▶ [Goal]:
Set down the material below word for word, excluding the pictures.

▶ [Records supplied]:
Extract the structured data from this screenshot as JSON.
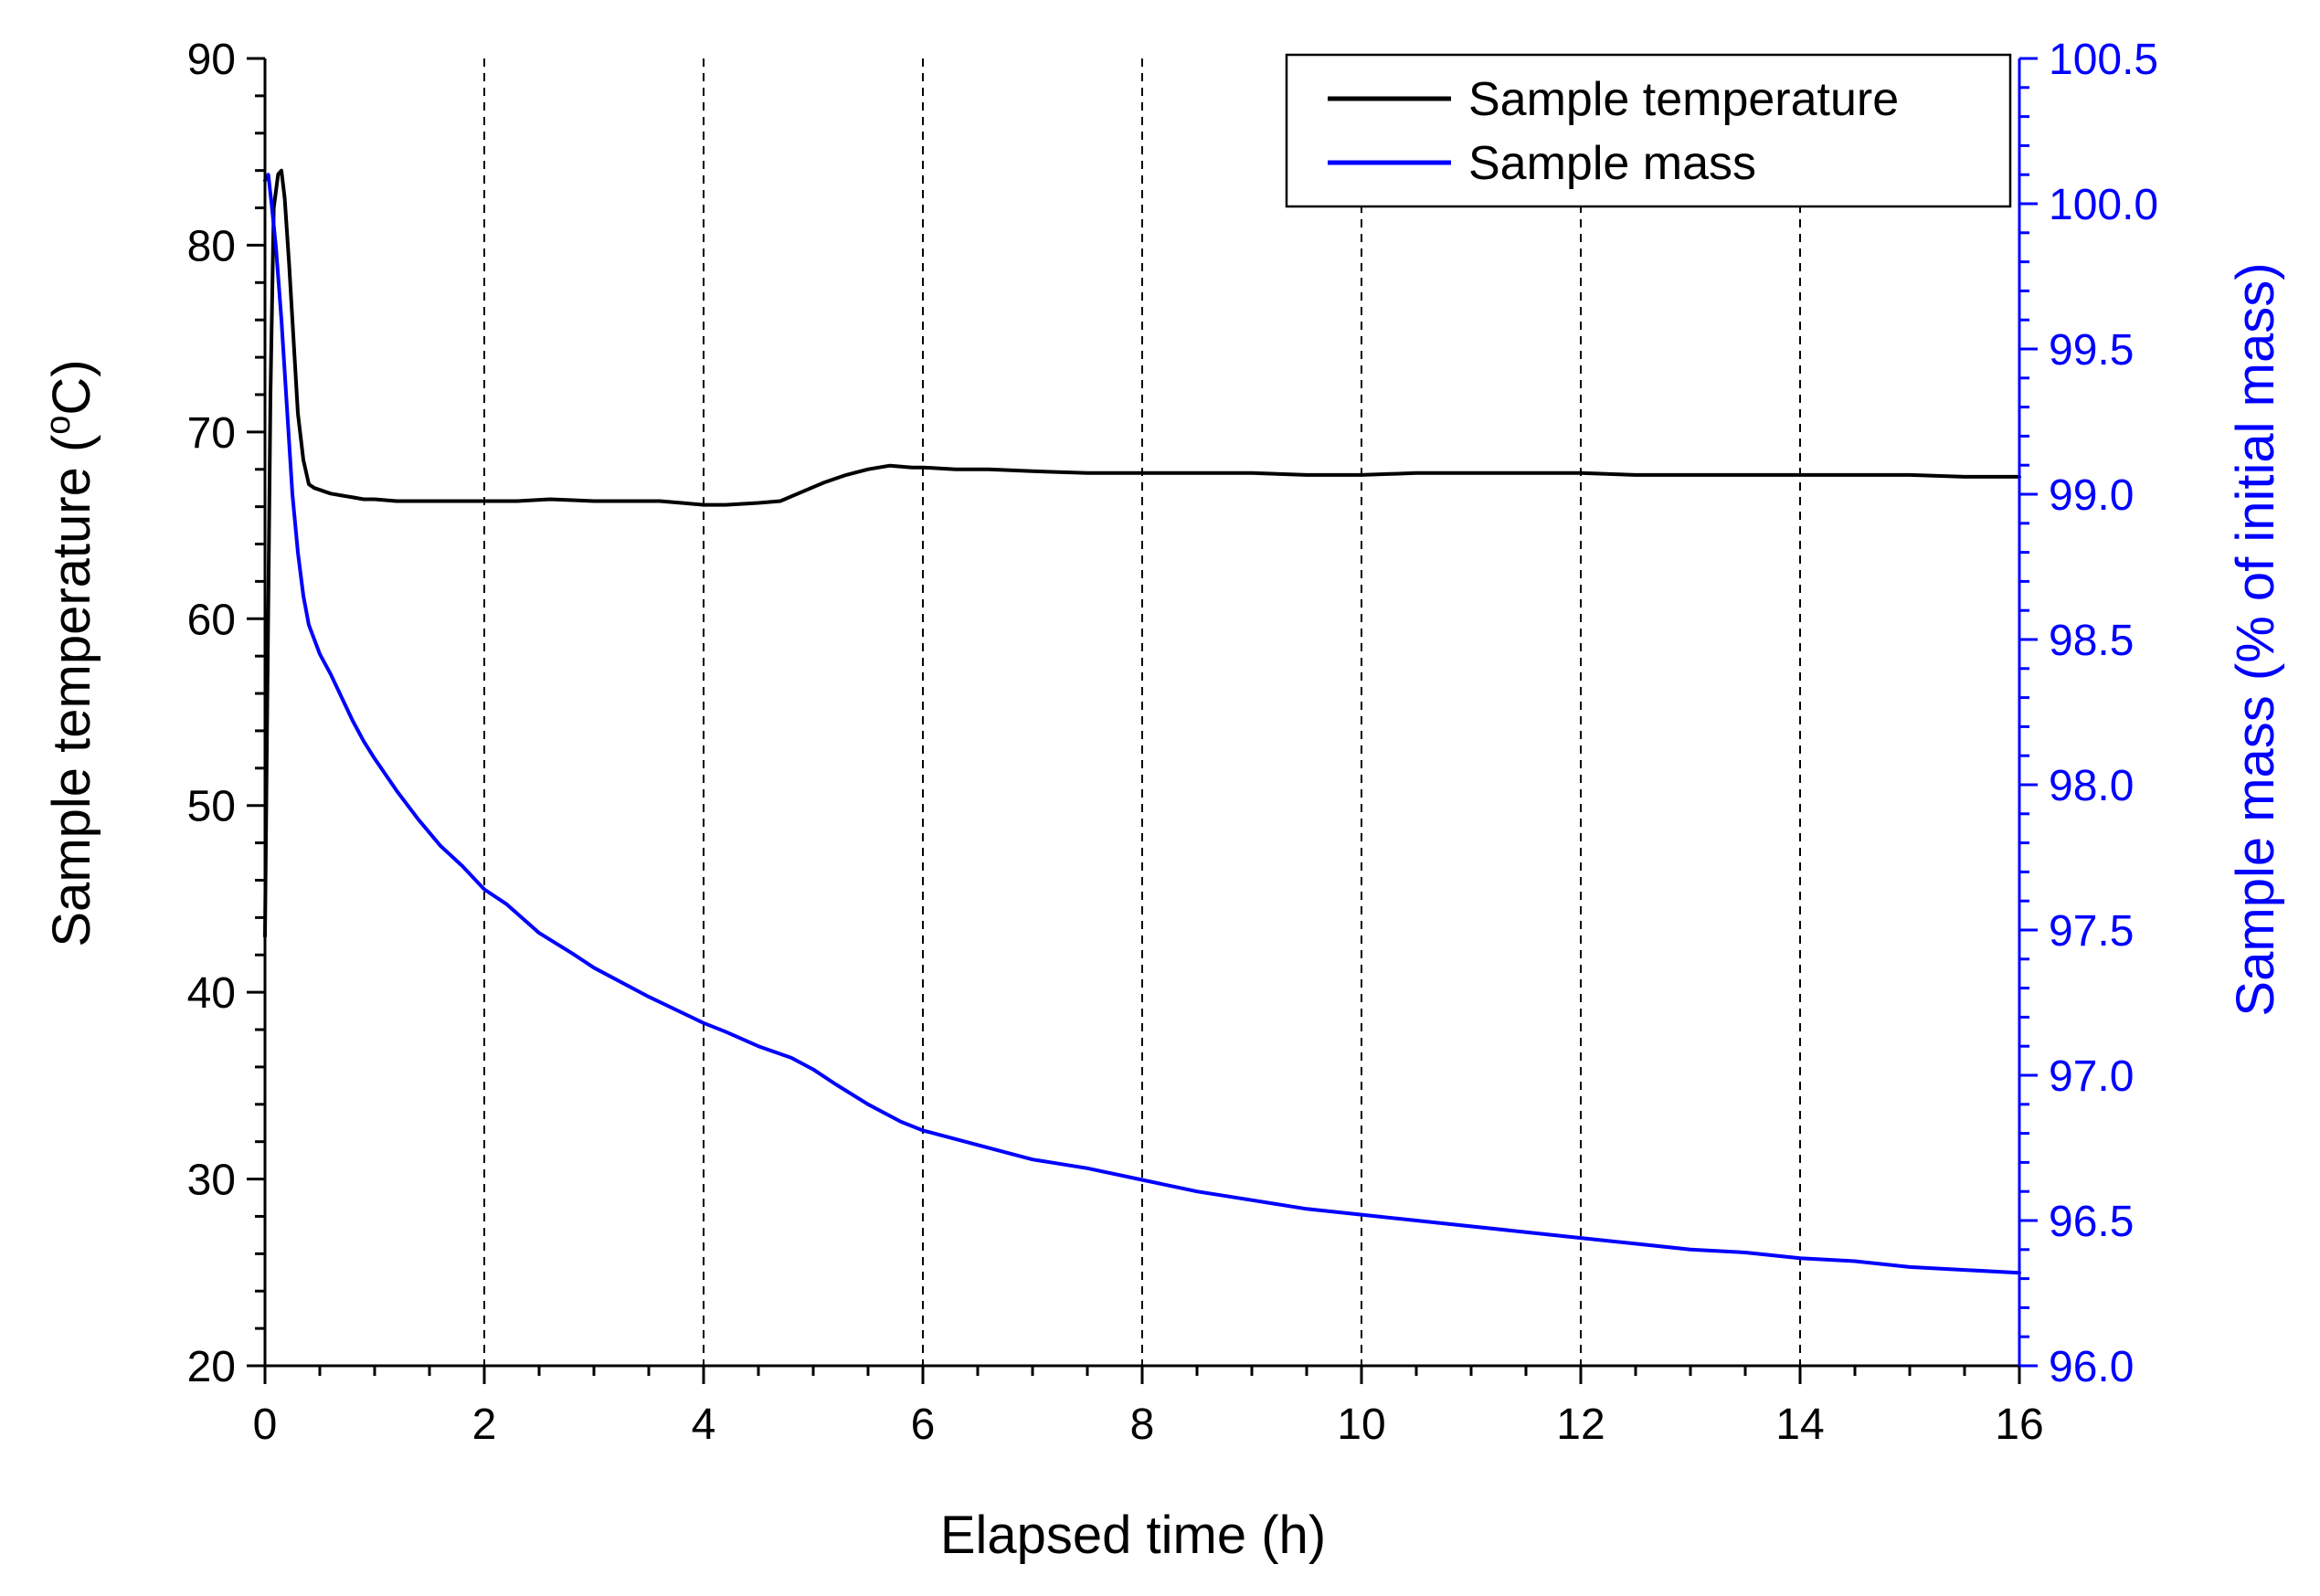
{
  "chart_data": {
    "type": "line",
    "title": "",
    "xlabel": "Elapsed time (h)",
    "ylabel_left": "Sample temperature (°C)",
    "ylabel_left_main": "Sample temperature (",
    "ylabel_left_sup": "o",
    "ylabel_left_unit": "C)",
    "ylabel_right": "Sample mass (% of initial mass)",
    "xlim": [
      0,
      16
    ],
    "ylim_left": [
      20,
      90
    ],
    "ylim_right": [
      96.0,
      100.5
    ],
    "x_ticks": [
      0,
      2,
      4,
      6,
      8,
      10,
      12,
      14,
      16
    ],
    "x_tick_labels": [
      "0",
      "2",
      "4",
      "6",
      "8",
      "10",
      "12",
      "14",
      "16"
    ],
    "y_left_ticks": [
      20,
      30,
      40,
      50,
      60,
      70,
      80,
      90
    ],
    "y_left_tick_labels": [
      "20",
      "30",
      "40",
      "50",
      "60",
      "70",
      "80",
      "90"
    ],
    "y_right_ticks": [
      96.0,
      96.5,
      97.0,
      97.5,
      98.0,
      98.5,
      99.0,
      99.5,
      100.0,
      100.5
    ],
    "y_right_tick_labels": [
      "96.0",
      "96.5",
      "97.0",
      "97.5",
      "98.0",
      "98.5",
      "99.0",
      "99.5",
      "100.0",
      "100.5"
    ],
    "grid": "vertical dashed at major x ticks",
    "legend_position": "top-right",
    "series": [
      {
        "name": "Sample temperature",
        "axis": "left",
        "color": "#000000",
        "x": [
          0.0,
          0.02,
          0.05,
          0.08,
          0.12,
          0.15,
          0.18,
          0.22,
          0.26,
          0.3,
          0.35,
          0.4,
          0.45,
          0.5,
          0.55,
          0.6,
          0.7,
          0.8,
          0.9,
          1.0,
          1.2,
          1.4,
          1.6,
          1.8,
          2.0,
          2.3,
          2.6,
          3.0,
          3.3,
          3.6,
          3.8,
          4.0,
          4.2,
          4.5,
          4.7,
          4.9,
          5.1,
          5.3,
          5.5,
          5.7,
          5.9,
          6.0,
          6.3,
          6.6,
          7.0,
          7.5,
          8.0,
          8.5,
          9.0,
          9.5,
          10.0,
          10.5,
          11.0,
          11.5,
          12.0,
          12.5,
          13.0,
          13.5,
          14.0,
          14.5,
          15.0,
          15.5,
          16.0
        ],
        "y": [
          43.0,
          55.0,
          72.0,
          82.0,
          83.8,
          84.0,
          82.5,
          79.0,
          75.0,
          71.0,
          68.5,
          67.2,
          67.0,
          66.9,
          66.8,
          66.7,
          66.6,
          66.5,
          66.4,
          66.4,
          66.3,
          66.3,
          66.3,
          66.3,
          66.3,
          66.3,
          66.4,
          66.3,
          66.3,
          66.3,
          66.2,
          66.1,
          66.1,
          66.2,
          66.3,
          66.8,
          67.3,
          67.7,
          68.0,
          68.2,
          68.1,
          68.1,
          68.0,
          68.0,
          67.9,
          67.8,
          67.8,
          67.8,
          67.8,
          67.7,
          67.7,
          67.8,
          67.8,
          67.8,
          67.8,
          67.7,
          67.7,
          67.7,
          67.7,
          67.7,
          67.7,
          67.6,
          67.6
        ]
      },
      {
        "name": "Sample mass",
        "axis": "right",
        "color": "#0000ff",
        "x": [
          0.0,
          0.03,
          0.06,
          0.1,
          0.15,
          0.2,
          0.25,
          0.3,
          0.35,
          0.4,
          0.5,
          0.6,
          0.7,
          0.8,
          0.9,
          1.0,
          1.2,
          1.4,
          1.6,
          1.8,
          2.0,
          2.2,
          2.5,
          2.8,
          3.0,
          3.5,
          4.0,
          4.2,
          4.5,
          4.8,
          5.0,
          5.2,
          5.5,
          5.8,
          6.0,
          6.5,
          7.0,
          7.5,
          8.0,
          8.5,
          9.0,
          9.5,
          10.0,
          10.5,
          11.0,
          11.5,
          12.0,
          12.5,
          13.0,
          13.5,
          14.0,
          14.5,
          15.0,
          15.5,
          16.0
        ],
        "y": [
          100.08,
          100.1,
          100.0,
          99.85,
          99.6,
          99.3,
          99.0,
          98.8,
          98.65,
          98.55,
          98.45,
          98.38,
          98.3,
          98.22,
          98.15,
          98.09,
          97.98,
          97.88,
          97.79,
          97.72,
          97.64,
          97.59,
          97.49,
          97.42,
          97.37,
          97.27,
          97.18,
          97.15,
          97.1,
          97.06,
          97.02,
          96.97,
          96.9,
          96.84,
          96.81,
          96.76,
          96.71,
          96.68,
          96.64,
          96.6,
          96.57,
          96.54,
          96.52,
          96.5,
          96.48,
          96.46,
          96.44,
          96.42,
          96.4,
          96.39,
          96.37,
          96.36,
          96.34,
          96.33,
          96.32
        ]
      }
    ]
  }
}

▶ [Answer to the problem]:
Extract the structured data from this screenshot as JSON.
{
  "chart_data": {
    "type": "line",
    "title": "",
    "xlabel": "Elapsed time (h)",
    "ylabel_left": "Sample temperature (°C)",
    "ylabel_left_main": "Sample temperature (",
    "ylabel_left_sup": "o",
    "ylabel_left_unit": "C)",
    "ylabel_right": "Sample mass (% of initial mass)",
    "xlim": [
      0,
      16
    ],
    "ylim_left": [
      20,
      90
    ],
    "ylim_right": [
      96.0,
      100.5
    ],
    "x_ticks": [
      0,
      2,
      4,
      6,
      8,
      10,
      12,
      14,
      16
    ],
    "x_tick_labels": [
      "0",
      "2",
      "4",
      "6",
      "8",
      "10",
      "12",
      "14",
      "16"
    ],
    "y_left_ticks": [
      20,
      30,
      40,
      50,
      60,
      70,
      80,
      90
    ],
    "y_left_tick_labels": [
      "20",
      "30",
      "40",
      "50",
      "60",
      "70",
      "80",
      "90"
    ],
    "y_right_ticks": [
      96.0,
      96.5,
      97.0,
      97.5,
      98.0,
      98.5,
      99.0,
      99.5,
      100.0,
      100.5
    ],
    "y_right_tick_labels": [
      "96.0",
      "96.5",
      "97.0",
      "97.5",
      "98.0",
      "98.5",
      "99.0",
      "99.5",
      "100.0",
      "100.5"
    ],
    "grid": "vertical dashed at major x ticks",
    "legend_position": "top-right",
    "series": [
      {
        "name": "Sample temperature",
        "axis": "left",
        "color": "#000000",
        "x": [
          0.0,
          0.02,
          0.05,
          0.08,
          0.12,
          0.15,
          0.18,
          0.22,
          0.26,
          0.3,
          0.35,
          0.4,
          0.45,
          0.5,
          0.55,
          0.6,
          0.7,
          0.8,
          0.9,
          1.0,
          1.2,
          1.4,
          1.6,
          1.8,
          2.0,
          2.3,
          2.6,
          3.0,
          3.3,
          3.6,
          3.8,
          4.0,
          4.2,
          4.5,
          4.7,
          4.9,
          5.1,
          5.3,
          5.5,
          5.7,
          5.9,
          6.0,
          6.3,
          6.6,
          7.0,
          7.5,
          8.0,
          8.5,
          9.0,
          9.5,
          10.0,
          10.5,
          11.0,
          11.5,
          12.0,
          12.5,
          13.0,
          13.5,
          14.0,
          14.5,
          15.0,
          15.5,
          16.0
        ],
        "y": [
          43.0,
          55.0,
          72.0,
          82.0,
          83.8,
          84.0,
          82.5,
          79.0,
          75.0,
          71.0,
          68.5,
          67.2,
          67.0,
          66.9,
          66.8,
          66.7,
          66.6,
          66.5,
          66.4,
          66.4,
          66.3,
          66.3,
          66.3,
          66.3,
          66.3,
          66.3,
          66.4,
          66.3,
          66.3,
          66.3,
          66.2,
          66.1,
          66.1,
          66.2,
          66.3,
          66.8,
          67.3,
          67.7,
          68.0,
          68.2,
          68.1,
          68.1,
          68.0,
          68.0,
          67.9,
          67.8,
          67.8,
          67.8,
          67.8,
          67.7,
          67.7,
          67.8,
          67.8,
          67.8,
          67.8,
          67.7,
          67.7,
          67.7,
          67.7,
          67.7,
          67.7,
          67.6,
          67.6
        ]
      },
      {
        "name": "Sample mass",
        "axis": "right",
        "color": "#0000ff",
        "x": [
          0.0,
          0.03,
          0.06,
          0.1,
          0.15,
          0.2,
          0.25,
          0.3,
          0.35,
          0.4,
          0.5,
          0.6,
          0.7,
          0.8,
          0.9,
          1.0,
          1.2,
          1.4,
          1.6,
          1.8,
          2.0,
          2.2,
          2.5,
          2.8,
          3.0,
          3.5,
          4.0,
          4.2,
          4.5,
          4.8,
          5.0,
          5.2,
          5.5,
          5.8,
          6.0,
          6.5,
          7.0,
          7.5,
          8.0,
          8.5,
          9.0,
          9.5,
          10.0,
          10.5,
          11.0,
          11.5,
          12.0,
          12.5,
          13.0,
          13.5,
          14.0,
          14.5,
          15.0,
          15.5,
          16.0
        ],
        "y": [
          100.08,
          100.1,
          100.0,
          99.85,
          99.6,
          99.3,
          99.0,
          98.8,
          98.65,
          98.55,
          98.45,
          98.38,
          98.3,
          98.22,
          98.15,
          98.09,
          97.98,
          97.88,
          97.79,
          97.72,
          97.64,
          97.59,
          97.49,
          97.42,
          97.37,
          97.27,
          97.18,
          97.15,
          97.1,
          97.06,
          97.02,
          96.97,
          96.9,
          96.84,
          96.81,
          96.76,
          96.71,
          96.68,
          96.64,
          96.6,
          96.57,
          96.54,
          96.52,
          96.5,
          96.48,
          96.46,
          96.44,
          96.42,
          96.4,
          96.39,
          96.37,
          96.36,
          96.34,
          96.33,
          96.32
        ]
      }
    ]
  }
}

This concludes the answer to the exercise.